** BEGIN Input data **

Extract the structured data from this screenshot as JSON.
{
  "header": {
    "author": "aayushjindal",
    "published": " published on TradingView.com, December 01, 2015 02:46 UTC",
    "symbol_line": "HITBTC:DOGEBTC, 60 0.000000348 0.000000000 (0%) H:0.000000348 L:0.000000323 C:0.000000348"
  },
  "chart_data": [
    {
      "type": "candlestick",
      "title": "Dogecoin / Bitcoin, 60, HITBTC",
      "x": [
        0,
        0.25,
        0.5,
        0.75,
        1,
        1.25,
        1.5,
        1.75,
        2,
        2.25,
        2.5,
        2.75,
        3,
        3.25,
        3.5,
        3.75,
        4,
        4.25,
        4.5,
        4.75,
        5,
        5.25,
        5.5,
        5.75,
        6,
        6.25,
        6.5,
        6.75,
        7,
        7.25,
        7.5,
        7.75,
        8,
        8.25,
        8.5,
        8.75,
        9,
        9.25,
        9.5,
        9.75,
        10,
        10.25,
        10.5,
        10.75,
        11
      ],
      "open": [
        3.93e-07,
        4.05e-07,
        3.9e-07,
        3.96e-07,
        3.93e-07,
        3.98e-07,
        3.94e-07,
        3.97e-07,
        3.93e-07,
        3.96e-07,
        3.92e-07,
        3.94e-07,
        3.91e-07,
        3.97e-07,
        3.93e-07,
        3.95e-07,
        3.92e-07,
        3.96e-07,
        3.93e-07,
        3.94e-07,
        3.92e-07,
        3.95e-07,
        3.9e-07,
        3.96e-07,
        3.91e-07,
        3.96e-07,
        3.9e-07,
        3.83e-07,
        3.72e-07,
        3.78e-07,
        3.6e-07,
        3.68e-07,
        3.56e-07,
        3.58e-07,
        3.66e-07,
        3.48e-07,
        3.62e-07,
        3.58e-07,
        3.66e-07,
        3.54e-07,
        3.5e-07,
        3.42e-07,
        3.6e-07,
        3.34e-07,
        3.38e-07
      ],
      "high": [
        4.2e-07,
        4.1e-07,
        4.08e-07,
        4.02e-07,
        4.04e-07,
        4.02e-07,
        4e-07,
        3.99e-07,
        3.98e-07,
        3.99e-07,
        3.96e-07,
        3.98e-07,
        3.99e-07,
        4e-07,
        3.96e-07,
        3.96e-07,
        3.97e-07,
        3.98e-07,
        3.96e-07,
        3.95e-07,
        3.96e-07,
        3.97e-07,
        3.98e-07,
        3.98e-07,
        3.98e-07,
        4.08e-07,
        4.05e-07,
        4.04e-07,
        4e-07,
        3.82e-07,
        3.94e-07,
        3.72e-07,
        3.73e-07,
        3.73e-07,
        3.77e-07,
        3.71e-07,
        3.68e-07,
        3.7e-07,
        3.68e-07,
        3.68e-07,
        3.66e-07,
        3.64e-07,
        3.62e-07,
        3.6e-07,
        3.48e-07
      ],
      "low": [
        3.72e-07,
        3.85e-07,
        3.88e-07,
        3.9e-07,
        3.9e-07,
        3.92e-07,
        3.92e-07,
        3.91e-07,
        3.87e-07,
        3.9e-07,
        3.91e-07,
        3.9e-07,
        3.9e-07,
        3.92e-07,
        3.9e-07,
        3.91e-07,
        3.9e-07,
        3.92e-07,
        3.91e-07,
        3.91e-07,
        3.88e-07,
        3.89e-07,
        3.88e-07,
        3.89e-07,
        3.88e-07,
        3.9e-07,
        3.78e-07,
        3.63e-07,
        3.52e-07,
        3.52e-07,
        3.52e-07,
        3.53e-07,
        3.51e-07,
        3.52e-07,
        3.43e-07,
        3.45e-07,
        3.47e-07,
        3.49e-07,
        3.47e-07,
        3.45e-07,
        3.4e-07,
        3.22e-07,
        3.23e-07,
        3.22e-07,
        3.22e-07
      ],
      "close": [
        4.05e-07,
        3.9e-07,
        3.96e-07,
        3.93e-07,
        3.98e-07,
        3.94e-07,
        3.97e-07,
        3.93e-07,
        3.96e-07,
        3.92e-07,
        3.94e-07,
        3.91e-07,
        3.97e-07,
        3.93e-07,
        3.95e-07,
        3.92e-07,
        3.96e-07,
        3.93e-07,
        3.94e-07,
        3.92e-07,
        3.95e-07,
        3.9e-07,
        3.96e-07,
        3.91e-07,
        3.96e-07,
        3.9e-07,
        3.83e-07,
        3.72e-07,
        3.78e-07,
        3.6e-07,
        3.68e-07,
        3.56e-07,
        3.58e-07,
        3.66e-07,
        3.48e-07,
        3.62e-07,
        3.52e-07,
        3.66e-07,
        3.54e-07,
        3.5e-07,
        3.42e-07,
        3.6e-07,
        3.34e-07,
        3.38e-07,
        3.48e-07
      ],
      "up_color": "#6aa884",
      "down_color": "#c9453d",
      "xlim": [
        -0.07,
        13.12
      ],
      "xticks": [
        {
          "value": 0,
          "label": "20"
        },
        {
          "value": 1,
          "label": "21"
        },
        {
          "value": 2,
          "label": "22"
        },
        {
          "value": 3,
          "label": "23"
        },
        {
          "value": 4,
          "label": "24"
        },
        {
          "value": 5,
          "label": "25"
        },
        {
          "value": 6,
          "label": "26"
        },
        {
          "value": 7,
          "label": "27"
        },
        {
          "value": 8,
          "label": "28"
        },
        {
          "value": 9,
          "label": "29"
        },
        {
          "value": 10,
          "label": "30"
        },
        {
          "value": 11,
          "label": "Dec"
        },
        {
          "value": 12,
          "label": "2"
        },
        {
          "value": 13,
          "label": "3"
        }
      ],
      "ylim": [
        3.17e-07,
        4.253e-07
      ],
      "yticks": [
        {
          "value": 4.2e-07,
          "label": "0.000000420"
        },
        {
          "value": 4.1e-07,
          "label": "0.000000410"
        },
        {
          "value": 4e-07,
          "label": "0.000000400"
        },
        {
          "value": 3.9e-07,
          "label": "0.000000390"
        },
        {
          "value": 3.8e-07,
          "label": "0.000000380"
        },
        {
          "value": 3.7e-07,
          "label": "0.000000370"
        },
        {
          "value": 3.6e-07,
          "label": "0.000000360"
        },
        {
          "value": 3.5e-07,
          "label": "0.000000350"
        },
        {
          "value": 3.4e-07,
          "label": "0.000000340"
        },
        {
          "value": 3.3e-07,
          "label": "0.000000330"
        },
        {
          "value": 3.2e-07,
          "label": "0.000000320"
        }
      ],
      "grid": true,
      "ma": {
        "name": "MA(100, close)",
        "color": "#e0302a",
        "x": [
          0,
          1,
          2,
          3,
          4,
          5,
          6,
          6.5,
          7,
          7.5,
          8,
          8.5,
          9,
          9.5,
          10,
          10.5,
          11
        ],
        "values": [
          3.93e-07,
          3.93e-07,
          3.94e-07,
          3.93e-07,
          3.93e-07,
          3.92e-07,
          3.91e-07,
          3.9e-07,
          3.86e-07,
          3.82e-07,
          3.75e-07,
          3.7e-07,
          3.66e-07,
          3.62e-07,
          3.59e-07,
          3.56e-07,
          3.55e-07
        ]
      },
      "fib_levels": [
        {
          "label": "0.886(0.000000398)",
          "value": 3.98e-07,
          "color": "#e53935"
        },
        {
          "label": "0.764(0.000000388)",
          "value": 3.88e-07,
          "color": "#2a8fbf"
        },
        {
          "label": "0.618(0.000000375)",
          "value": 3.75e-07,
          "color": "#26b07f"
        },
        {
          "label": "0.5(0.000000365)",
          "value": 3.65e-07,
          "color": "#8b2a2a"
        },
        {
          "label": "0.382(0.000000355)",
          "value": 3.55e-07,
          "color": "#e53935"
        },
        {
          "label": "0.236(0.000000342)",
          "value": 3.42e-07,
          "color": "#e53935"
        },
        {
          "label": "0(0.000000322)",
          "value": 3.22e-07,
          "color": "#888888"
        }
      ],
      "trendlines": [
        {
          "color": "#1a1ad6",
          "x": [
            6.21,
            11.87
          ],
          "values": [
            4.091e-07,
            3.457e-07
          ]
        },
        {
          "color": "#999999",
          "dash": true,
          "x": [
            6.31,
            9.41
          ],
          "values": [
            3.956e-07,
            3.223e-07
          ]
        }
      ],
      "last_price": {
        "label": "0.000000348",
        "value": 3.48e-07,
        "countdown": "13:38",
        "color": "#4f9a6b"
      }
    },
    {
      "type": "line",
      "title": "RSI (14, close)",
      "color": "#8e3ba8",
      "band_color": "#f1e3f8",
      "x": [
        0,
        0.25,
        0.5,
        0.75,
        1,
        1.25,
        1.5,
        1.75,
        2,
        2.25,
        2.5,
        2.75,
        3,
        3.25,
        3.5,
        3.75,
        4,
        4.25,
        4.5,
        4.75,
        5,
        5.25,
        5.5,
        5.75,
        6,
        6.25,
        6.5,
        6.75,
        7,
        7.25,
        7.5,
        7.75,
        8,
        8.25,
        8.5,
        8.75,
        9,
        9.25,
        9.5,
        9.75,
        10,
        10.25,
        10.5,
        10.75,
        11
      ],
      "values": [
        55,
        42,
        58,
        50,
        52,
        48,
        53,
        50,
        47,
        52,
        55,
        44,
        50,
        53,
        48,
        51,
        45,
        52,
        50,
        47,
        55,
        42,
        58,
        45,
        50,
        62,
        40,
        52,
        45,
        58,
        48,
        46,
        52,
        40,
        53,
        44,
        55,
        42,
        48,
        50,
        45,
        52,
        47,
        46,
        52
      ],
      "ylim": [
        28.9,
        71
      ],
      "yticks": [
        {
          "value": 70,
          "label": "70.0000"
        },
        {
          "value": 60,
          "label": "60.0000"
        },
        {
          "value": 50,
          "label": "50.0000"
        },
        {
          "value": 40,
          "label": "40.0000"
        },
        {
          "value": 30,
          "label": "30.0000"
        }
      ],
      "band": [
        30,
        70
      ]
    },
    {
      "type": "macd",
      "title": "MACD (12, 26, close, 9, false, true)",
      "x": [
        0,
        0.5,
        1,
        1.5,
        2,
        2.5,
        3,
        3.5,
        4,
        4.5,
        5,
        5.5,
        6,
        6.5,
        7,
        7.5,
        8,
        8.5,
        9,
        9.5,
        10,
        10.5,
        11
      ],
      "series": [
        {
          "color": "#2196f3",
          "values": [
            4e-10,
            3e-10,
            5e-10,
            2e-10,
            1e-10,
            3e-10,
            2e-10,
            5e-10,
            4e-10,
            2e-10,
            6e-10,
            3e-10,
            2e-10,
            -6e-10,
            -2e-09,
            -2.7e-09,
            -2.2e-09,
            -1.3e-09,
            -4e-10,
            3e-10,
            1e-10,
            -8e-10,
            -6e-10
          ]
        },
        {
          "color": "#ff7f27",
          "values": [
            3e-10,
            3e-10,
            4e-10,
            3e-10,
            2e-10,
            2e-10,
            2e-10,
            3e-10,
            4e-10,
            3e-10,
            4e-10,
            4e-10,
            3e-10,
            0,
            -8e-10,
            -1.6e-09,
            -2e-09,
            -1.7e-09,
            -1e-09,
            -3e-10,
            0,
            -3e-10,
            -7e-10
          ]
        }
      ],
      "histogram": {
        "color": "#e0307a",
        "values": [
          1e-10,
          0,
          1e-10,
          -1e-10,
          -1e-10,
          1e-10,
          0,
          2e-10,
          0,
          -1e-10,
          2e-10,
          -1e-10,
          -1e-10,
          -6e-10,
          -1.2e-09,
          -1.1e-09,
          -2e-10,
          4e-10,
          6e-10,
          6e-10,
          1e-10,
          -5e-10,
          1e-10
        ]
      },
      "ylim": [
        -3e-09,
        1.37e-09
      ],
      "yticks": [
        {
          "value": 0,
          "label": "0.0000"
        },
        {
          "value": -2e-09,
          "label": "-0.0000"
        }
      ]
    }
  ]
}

** END Input data **

Pick out every line above that holds the word "true" and copy it.

      "grid": true,
          "dash": true,
      "title": "MACD (12, 26, close, 9, false, true)",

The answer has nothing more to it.